EXERCISE DETAILS: Show only lines that include "icon".
────────────────
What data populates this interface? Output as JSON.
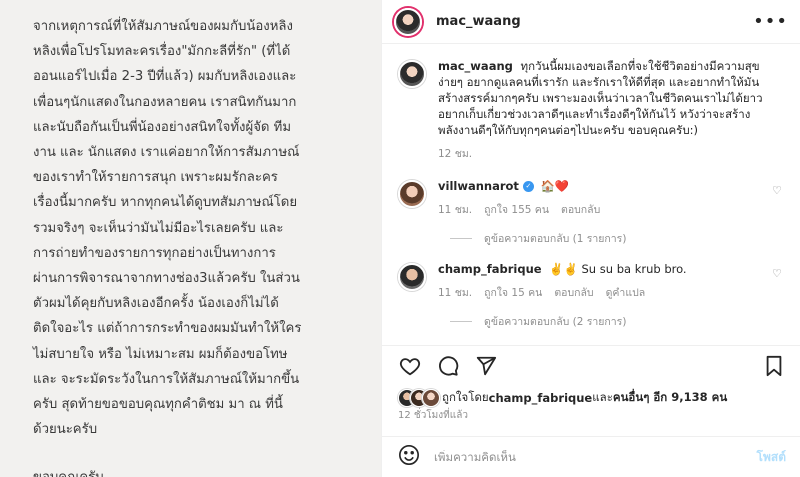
{
  "left": {
    "caption": "จากเหตุการณ์ที่ให้สัมภาษณ์ของผมกับน้องหลิง\nหลิงเพื่อโปรโมทละครเรื่อง\"มักกะลีที่รัก\" (ที่ได้\nออนแอร์ไปเมื่อ 2-3 ปีที่แล้ว) ผมกับหลิงเองและ\nเพื่อนๆนักแสดงในกองหลายคน เราสนิทกันมาก\nและนับถือกันเป็นพี่น้องอย่างสนิทใจทั้งผู้จัด ทีม\nงาน และ นักแสดง เราแค่อยากให้การสัมภาษณ์\nของเราทำให้รายการสนุก เพราะผมรักละคร\nเรื่องนี้มากครับ หากทุกคนได้ดูบทสัมภาษณ์โดย\nรวมจริงๆ จะเห็นว่ามันไม่มีอะไรเลยครับ และ\nการถ่ายทำของรายการทุกอย่างเป็นทางการ\nผ่านการพิจารณาจากทางช่อง3แล้วครับ ในส่วน\nตัวผมได้คุยกับหลิงเองอีกครั้ง น้องเองก็ไม่ได้\nติดใจอะไร แต่ถ้าการกระทำของผมมันทำให้ใคร\nไม่สบายใจ หรือ ไม่เหมาะสม ผมก็ต้องขอโทษ\nและ จะระมัดระวังในการให้สัมภาษณ์ให้มากขึ้น\nครับ สุดท้ายขอขอบคุณทุกคำติชม มา ณ ที่นี้\nด้วยนะครับ",
    "thanks": "ขอบคุณครับ"
  },
  "header": {
    "username": "mac_waang",
    "more_icon": "more-horizontal-icon"
  },
  "caption_comment": {
    "username": "mac_waang",
    "text": "ทุกวันนี้ผมเองขอเลือกที่จะใช้ชีวิตอย่างมีความสุขง่ายๆ อยากดูแลคนที่เรารัก และรักเราให้ดีที่สุด และอยากทำให้มันสร้างสรรค์มากๆครับ เพราะมองเห็นว่าเวลาในชีวิตคนเราไม่ได้ยาว อยากเก็บเกี่ยวช่วงเวลาดีๆและทำเรื่องดีๆให้กันไว้ หวังว่าจะสร้างพลังงานดีๆให้กับทุกๆคนต่อๆไปนะครับ ขอบคุณครับ:)",
    "time": "12 ชม."
  },
  "comments": [
    {
      "username": "villwannarot",
      "verified": true,
      "text": "🏠❤️",
      "time": "11 ชม.",
      "likes": "ถูกใจ 155 คน",
      "reply": "ตอบกลับ",
      "translate": "",
      "view_replies": "ดูข้อความตอบกลับ (1 รายการ)"
    },
    {
      "username": "champ_fabrique",
      "verified": false,
      "text": "✌️✌️ Su su ba krub bro.",
      "time": "11 ชม.",
      "likes": "ถูกใจ 15 คน",
      "reply": "ตอบกลับ",
      "translate": "ดูคำแปล",
      "view_replies": "ดูข้อความตอบกลับ (2 รายการ)"
    }
  ],
  "likes_line": {
    "prefix": "ถูกใจโดย ",
    "user": "champ_fabrique",
    "mid": " และ",
    "others": "คนอื่นๆ อีก 9,138 คน"
  },
  "time_ago": "12 ชั่วโมงที่แล้ว",
  "add_comment": {
    "placeholder": "เพิ่มความคิดเห็น",
    "post_label": "โพสต์"
  },
  "colors": {
    "verified": "#3897f0",
    "post_button": "#b2dffc",
    "muted": "#8e8e8e"
  }
}
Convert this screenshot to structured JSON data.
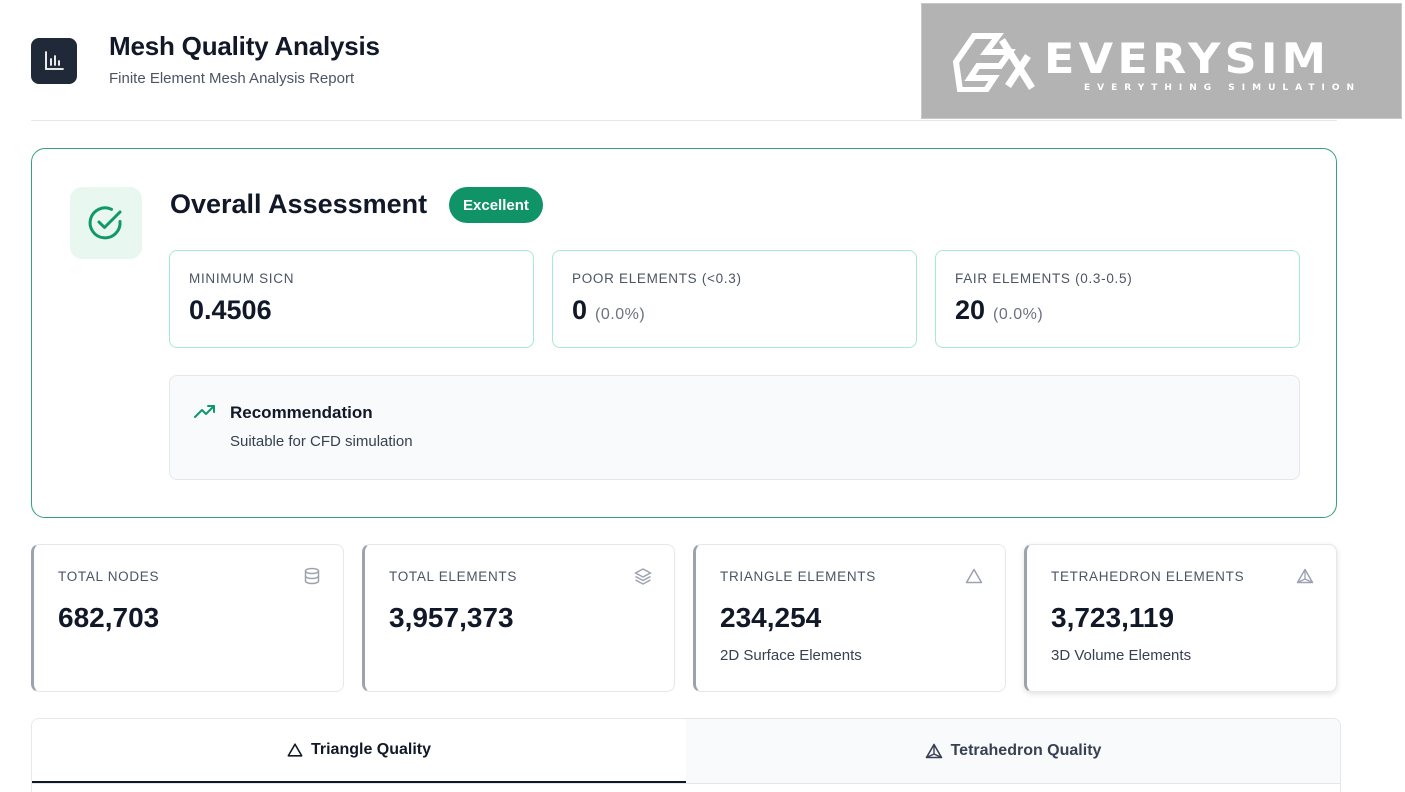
{
  "header": {
    "title": "Mesh Quality Analysis",
    "subtitle": "Finite Element Mesh Analysis Report",
    "app_icon": "bar-chart-icon"
  },
  "logo": {
    "wordmark": "EVERYSIM",
    "tagline": "EVERYTHING SIMULATION"
  },
  "assessment": {
    "title": "Overall Assessment",
    "badge": "Excellent",
    "badge_color": "#109366",
    "icon": "check-circle-icon",
    "metrics": [
      {
        "label": "MINIMUM SICN",
        "value": "0.4506",
        "pct": ""
      },
      {
        "label": "POOR ELEMENTS (<0.3)",
        "value": "0",
        "pct": "(0.0%)"
      },
      {
        "label": "FAIR ELEMENTS (0.3-0.5)",
        "value": "20",
        "pct": "(0.0%)"
      }
    ],
    "recommendation": {
      "icon": "trending-up-icon",
      "title": "Recommendation",
      "text": "Suitable for CFD simulation"
    }
  },
  "stats": [
    {
      "label": "TOTAL NODES",
      "value": "682,703",
      "sub": "",
      "icon": "database-icon"
    },
    {
      "label": "TOTAL ELEMENTS",
      "value": "3,957,373",
      "sub": "",
      "icon": "layers-icon"
    },
    {
      "label": "TRIANGLE ELEMENTS",
      "value": "234,254",
      "sub": "2D Surface Elements",
      "icon": "triangle-icon"
    },
    {
      "label": "TETRAHEDRON ELEMENTS",
      "value": "3,723,119",
      "sub": "3D Volume Elements",
      "icon": "tetrahedron-icon"
    }
  ],
  "tabs": [
    {
      "label": "Triangle Quality",
      "icon": "triangle-icon",
      "active": true
    },
    {
      "label": "Tetrahedron Quality",
      "icon": "tetrahedron-icon",
      "active": false
    }
  ],
  "colors": {
    "accent_green": "#109366",
    "card_border": "#34a37a",
    "metric_border": "#a7ead2"
  }
}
────────────────
REPLY:
    "more_icon": "more-horizontal-icon"
    "app_icon": "bar-chart-icon"
    "icon": "check-circle-icon",
      "icon": "trending-up-icon",
      "icon": "database-icon"
      "icon": "layers-icon"
      "icon": "triangle-icon"
      "icon": "tetrahedron-icon"
      "icon": "triangle-icon",
      "icon": "tetrahedron-icon",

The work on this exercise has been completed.